Render the lines below as a Markdown table with the columns "Row" and "Line", starting with the first line and ending with the line containing "y-tick-label: 250 [551,1344,589,1368]", both included. Leave out any blank lines.

* begin *

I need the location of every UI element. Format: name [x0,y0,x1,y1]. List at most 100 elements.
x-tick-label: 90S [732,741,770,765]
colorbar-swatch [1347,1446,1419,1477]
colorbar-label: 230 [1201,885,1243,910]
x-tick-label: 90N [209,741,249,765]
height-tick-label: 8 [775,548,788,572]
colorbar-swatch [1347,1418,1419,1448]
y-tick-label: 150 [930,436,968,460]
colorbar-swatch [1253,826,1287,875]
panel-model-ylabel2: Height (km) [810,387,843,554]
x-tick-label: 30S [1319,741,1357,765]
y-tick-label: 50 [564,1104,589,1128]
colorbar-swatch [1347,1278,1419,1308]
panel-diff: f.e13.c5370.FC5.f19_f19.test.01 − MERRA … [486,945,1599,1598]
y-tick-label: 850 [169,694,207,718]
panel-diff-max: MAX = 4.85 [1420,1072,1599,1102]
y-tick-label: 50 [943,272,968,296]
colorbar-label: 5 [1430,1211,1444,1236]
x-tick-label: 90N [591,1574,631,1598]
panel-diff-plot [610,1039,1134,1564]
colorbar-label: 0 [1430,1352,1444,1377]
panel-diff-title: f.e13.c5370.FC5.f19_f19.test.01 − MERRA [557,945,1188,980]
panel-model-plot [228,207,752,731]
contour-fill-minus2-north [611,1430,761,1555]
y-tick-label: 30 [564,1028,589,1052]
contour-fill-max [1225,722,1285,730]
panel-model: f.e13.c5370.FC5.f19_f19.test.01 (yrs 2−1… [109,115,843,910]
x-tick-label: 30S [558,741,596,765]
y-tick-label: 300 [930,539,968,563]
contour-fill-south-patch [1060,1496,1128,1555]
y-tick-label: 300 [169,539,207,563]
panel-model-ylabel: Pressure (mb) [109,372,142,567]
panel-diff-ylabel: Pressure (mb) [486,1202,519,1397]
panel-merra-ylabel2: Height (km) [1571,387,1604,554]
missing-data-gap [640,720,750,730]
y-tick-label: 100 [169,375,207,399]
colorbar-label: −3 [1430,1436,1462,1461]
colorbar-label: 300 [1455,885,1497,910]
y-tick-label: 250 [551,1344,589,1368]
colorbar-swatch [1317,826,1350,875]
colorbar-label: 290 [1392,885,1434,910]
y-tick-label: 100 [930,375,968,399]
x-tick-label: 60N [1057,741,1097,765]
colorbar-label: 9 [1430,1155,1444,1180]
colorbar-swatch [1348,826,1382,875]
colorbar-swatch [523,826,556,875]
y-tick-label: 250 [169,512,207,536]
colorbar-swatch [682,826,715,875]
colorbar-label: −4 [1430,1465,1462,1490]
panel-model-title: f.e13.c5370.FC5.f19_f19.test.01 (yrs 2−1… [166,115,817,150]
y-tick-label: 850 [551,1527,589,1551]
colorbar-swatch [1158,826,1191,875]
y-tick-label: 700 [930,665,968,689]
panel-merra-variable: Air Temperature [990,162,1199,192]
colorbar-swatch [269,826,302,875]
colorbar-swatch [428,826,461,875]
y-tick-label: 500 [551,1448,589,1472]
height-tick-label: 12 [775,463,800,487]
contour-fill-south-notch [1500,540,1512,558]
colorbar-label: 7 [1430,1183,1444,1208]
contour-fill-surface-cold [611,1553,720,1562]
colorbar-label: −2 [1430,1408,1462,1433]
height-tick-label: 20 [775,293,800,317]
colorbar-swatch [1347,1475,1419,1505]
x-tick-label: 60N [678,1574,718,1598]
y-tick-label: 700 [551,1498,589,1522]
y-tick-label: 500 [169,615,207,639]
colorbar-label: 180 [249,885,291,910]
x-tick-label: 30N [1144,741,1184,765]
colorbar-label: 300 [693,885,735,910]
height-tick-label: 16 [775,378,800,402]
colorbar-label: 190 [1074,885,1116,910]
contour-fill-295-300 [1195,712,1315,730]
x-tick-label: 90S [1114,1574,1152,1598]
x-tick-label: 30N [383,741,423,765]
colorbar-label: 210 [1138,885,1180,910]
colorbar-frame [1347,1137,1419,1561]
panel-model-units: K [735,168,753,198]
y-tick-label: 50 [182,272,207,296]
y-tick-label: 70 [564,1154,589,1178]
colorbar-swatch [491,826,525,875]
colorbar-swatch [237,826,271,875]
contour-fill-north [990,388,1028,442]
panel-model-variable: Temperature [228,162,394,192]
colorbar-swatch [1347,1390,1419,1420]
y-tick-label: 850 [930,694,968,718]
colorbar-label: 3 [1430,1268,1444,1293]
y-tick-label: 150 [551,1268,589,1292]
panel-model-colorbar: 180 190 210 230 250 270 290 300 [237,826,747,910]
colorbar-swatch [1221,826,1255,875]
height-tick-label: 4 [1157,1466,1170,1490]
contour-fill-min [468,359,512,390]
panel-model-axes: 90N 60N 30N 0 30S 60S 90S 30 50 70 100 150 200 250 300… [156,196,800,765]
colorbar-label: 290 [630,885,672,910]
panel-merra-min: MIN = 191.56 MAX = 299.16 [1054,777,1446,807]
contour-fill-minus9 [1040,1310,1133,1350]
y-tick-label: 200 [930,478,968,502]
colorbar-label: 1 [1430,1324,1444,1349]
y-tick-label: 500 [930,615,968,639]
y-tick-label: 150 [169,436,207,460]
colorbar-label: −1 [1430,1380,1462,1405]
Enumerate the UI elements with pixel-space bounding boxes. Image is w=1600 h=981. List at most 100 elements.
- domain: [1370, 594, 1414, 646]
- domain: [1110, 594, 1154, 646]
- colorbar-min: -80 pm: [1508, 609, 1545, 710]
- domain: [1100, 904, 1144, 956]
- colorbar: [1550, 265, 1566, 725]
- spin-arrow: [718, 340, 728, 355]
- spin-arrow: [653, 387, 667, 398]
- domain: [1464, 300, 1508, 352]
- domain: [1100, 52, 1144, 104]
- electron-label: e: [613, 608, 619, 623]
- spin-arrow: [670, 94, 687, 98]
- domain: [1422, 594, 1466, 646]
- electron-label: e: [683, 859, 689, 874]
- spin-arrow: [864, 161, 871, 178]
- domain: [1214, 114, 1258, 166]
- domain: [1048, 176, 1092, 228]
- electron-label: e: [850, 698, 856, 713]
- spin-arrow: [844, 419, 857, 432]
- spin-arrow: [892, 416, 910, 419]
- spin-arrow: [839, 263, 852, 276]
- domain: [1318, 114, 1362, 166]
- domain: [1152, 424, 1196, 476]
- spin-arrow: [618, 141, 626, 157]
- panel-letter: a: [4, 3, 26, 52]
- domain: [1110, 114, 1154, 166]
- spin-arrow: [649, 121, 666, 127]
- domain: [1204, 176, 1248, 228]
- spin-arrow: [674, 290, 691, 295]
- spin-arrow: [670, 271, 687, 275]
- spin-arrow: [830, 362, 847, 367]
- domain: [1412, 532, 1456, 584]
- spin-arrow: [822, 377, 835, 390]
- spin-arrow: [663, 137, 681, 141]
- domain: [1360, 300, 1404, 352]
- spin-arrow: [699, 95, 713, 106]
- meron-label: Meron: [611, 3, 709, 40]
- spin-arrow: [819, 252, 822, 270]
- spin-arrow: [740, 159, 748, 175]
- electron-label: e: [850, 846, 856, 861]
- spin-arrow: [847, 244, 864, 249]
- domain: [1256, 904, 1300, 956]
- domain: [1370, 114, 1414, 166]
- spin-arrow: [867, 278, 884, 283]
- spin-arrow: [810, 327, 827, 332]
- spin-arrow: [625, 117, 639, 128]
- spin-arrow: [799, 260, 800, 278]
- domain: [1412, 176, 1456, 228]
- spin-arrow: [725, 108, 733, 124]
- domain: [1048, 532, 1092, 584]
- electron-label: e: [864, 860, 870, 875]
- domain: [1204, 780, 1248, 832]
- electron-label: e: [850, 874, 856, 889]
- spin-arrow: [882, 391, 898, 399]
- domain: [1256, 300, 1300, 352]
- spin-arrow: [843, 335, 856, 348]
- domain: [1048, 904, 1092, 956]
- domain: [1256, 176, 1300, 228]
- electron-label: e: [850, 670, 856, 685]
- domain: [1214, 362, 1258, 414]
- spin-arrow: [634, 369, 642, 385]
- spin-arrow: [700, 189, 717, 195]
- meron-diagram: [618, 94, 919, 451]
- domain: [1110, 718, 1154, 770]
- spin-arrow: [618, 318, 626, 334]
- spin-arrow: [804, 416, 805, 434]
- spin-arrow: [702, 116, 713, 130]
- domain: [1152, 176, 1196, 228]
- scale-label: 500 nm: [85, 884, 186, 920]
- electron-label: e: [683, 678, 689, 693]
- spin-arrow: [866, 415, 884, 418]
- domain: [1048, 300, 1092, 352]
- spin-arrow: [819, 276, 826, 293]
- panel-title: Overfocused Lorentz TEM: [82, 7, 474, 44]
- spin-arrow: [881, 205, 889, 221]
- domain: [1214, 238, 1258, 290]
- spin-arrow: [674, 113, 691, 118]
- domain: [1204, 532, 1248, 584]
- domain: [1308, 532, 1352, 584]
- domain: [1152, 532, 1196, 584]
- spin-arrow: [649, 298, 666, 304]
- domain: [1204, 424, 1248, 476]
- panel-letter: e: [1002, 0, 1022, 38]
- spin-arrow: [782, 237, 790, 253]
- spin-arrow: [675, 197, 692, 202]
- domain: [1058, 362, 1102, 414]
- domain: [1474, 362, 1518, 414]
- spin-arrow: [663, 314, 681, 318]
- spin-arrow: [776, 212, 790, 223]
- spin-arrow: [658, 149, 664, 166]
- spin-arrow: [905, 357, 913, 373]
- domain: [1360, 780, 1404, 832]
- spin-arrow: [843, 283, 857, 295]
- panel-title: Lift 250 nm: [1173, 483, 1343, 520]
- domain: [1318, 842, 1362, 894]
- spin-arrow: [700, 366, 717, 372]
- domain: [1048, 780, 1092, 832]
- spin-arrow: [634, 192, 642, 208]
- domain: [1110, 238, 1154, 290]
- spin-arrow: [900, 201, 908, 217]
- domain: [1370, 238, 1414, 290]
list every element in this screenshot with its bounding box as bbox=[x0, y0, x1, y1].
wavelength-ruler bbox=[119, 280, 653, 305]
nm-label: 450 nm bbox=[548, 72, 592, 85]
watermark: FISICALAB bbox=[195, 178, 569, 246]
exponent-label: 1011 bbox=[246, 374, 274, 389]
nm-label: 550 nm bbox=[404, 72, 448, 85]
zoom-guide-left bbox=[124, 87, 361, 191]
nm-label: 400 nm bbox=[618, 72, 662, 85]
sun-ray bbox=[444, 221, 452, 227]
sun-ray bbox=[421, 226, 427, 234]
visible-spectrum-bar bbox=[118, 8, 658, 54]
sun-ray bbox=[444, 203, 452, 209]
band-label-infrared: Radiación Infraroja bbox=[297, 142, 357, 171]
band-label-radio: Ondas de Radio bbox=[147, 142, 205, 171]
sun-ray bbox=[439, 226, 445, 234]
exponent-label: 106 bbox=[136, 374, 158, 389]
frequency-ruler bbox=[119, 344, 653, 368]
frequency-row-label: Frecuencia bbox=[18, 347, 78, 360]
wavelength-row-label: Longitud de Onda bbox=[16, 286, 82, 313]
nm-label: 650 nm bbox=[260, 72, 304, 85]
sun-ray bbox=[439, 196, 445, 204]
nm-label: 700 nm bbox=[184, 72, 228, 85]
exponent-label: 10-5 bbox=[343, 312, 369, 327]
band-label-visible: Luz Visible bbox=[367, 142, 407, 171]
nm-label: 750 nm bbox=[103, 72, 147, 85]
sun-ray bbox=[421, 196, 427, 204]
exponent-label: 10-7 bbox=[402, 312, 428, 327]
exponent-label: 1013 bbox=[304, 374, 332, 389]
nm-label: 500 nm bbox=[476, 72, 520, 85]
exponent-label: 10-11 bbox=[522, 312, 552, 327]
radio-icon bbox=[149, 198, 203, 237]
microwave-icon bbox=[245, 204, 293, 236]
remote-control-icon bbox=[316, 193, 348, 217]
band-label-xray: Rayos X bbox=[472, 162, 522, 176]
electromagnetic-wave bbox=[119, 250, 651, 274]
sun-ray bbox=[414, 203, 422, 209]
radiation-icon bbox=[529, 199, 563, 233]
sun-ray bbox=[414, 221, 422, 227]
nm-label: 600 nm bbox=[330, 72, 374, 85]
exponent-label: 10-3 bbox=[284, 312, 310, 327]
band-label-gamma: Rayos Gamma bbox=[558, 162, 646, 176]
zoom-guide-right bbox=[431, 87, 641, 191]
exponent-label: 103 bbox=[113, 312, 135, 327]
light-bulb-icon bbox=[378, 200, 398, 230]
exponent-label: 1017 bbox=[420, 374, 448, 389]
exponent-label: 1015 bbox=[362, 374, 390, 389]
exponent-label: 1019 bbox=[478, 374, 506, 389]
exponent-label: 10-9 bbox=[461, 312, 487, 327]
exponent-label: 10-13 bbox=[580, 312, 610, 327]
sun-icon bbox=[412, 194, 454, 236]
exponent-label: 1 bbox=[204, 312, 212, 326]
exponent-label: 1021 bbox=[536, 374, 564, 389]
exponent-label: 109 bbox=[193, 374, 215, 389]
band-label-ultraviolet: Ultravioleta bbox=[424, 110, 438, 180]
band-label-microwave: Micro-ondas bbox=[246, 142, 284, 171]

* end *

### [Response to this task]
| Row | Line |
|---|---|
| 1 | I need the location of every UI element. Format: name [x0,y0,x1,y1]. List at most 100 elements. |
| 2 | x-tick-label: 90S [732,741,770,765] |
| 3 | colorbar-swatch [1347,1446,1419,1477] |
| 4 | colorbar-label: 230 [1201,885,1243,910] |
| 5 | x-tick-label: 90N [209,741,249,765] |
| 6 | height-tick-label: 8 [775,548,788,572] |
| 7 | colorbar-swatch [1347,1418,1419,1448] |
| 8 | y-tick-label: 150 [930,436,968,460] |
| 9 | colorbar-swatch [1253,826,1287,875] |
| 10 | panel-model-ylabel2: Height (km) [810,387,843,554] |
| 11 | x-tick-label: 30S [1319,741,1357,765] |
| 12 | y-tick-label: 50 [564,1104,589,1128] |
| 13 | colorbar-swatch [1347,1278,1419,1308] |
| 14 | panel-diff: f.e13.c5370.FC5.f19_f19.test.01 − MERRA … [486,945,1599,1598] |
| 15 | y-tick-label: 850 [169,694,207,718] |
| 16 | panel-diff-max: MAX = 4.85 [1420,1072,1599,1102] |
| 17 | y-tick-label: 50 [943,272,968,296] |
| 18 | colorbar-label: 5 [1430,1211,1444,1236] |
| 19 | x-tick-label: 90N [591,1574,631,1598] |
| 20 | panel-diff-plot [610,1039,1134,1564] |
| 21 | colorbar-label: 0 [1430,1352,1444,1377] |
| 22 | panel-diff-title: f.e13.c5370.FC5.f19_f19.test.01 − MERRA [557,945,1188,980] |
| 23 | panel-model-plot [228,207,752,731] |
| 24 | contour-fill-minus2-north [611,1430,761,1555] |
| 25 | y-tick-label: 30 [564,1028,589,1052] |
| 26 | contour-fill-max [1225,722,1285,730] |
| 27 | panel-model: f.e13.c5370.FC5.f19_f19.test.01 (yrs 2−1… [109,115,843,910] |
| 28 | x-tick-label: 30S [558,741,596,765] |
| 29 | y-tick-label: 300 [930,539,968,563] |
| 30 | contour-fill-south-patch [1060,1496,1128,1555] |
| 31 | y-tick-label: 300 [169,539,207,563] |
| 32 | panel-model-ylabel: Pressure (mb) [109,372,142,567] |
| 33 | panel-diff-ylabel: Pressure (mb) [486,1202,519,1397] |
| 34 | panel-merra-ylabel2: Height (km) [1571,387,1604,554] |
| 35 | missing-data-gap [640,720,750,730] |
| 36 | y-tick-label: 100 [169,375,207,399] |
| 37 | colorbar-label: −3 [1430,1436,1462,1461] |
| 38 | colorbar-label: 300 [1455,885,1497,910] |
| 39 | y-tick-label: 250 [551,1344,589,1368] |